[AIM OF THE EXERCISE]:
Each record is to be printed again precisely as it reads.

[DATA FOR THIS EXERCISE]:
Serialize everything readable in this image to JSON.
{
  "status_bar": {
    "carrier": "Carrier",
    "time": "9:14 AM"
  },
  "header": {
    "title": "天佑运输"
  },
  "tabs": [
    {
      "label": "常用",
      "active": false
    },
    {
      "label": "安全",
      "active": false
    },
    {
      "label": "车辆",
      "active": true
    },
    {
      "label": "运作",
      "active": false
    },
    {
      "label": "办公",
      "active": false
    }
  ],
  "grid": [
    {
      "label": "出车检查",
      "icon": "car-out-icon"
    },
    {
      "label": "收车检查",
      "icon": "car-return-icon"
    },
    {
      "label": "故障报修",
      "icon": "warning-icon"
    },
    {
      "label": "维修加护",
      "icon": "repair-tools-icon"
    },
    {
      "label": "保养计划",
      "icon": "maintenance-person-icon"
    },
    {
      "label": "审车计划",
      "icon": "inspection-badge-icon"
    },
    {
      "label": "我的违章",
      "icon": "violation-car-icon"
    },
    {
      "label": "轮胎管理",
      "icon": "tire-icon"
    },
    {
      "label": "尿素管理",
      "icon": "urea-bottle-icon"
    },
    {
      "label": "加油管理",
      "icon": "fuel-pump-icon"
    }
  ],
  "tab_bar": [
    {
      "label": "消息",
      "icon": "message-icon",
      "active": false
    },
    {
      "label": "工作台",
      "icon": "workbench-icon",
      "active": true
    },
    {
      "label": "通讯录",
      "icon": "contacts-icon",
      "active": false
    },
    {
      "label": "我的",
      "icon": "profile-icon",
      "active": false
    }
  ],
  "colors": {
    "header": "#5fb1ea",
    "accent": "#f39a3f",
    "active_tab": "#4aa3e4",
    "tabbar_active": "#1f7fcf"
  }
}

[CORRECT OUTPUT]:
Serialize everything readable in this image to JSON.
{
  "status_bar": {
    "carrier": "Carrier",
    "time": "9:14 AM"
  },
  "header": {
    "title": "天佑运输"
  },
  "tabs": [
    {
      "label": "常用",
      "active": false
    },
    {
      "label": "安全",
      "active": false
    },
    {
      "label": "车辆",
      "active": true
    },
    {
      "label": "运作",
      "active": false
    },
    {
      "label": "办公",
      "active": false
    }
  ],
  "grid": [
    {
      "label": "出车检查",
      "icon": "car-out-icon"
    },
    {
      "label": "收车检查",
      "icon": "car-return-icon"
    },
    {
      "label": "故障报修",
      "icon": "warning-icon"
    },
    {
      "label": "维修加护",
      "icon": "repair-tools-icon"
    },
    {
      "label": "保养计划",
      "icon": "maintenance-person-icon"
    },
    {
      "label": "审车计划",
      "icon": "inspection-badge-icon"
    },
    {
      "label": "我的违章",
      "icon": "violation-car-icon"
    },
    {
      "label": "轮胎管理",
      "icon": "tire-icon"
    },
    {
      "label": "尿素管理",
      "icon": "urea-bottle-icon"
    },
    {
      "label": "加油管理",
      "icon": "fuel-pump-icon"
    }
  ],
  "tab_bar": [
    {
      "label": "消息",
      "icon": "message-icon",
      "active": false
    },
    {
      "label": "工作台",
      "icon": "workbench-icon",
      "active": true
    },
    {
      "label": "通讯录",
      "icon": "contacts-icon",
      "active": false
    },
    {
      "label": "我的",
      "icon": "profile-icon",
      "active": false
    }
  ],
  "colors": {
    "header": "#5fb1ea",
    "accent": "#f39a3f",
    "active_tab": "#4aa3e4",
    "tabbar_active": "#1f7fcf"
  }
}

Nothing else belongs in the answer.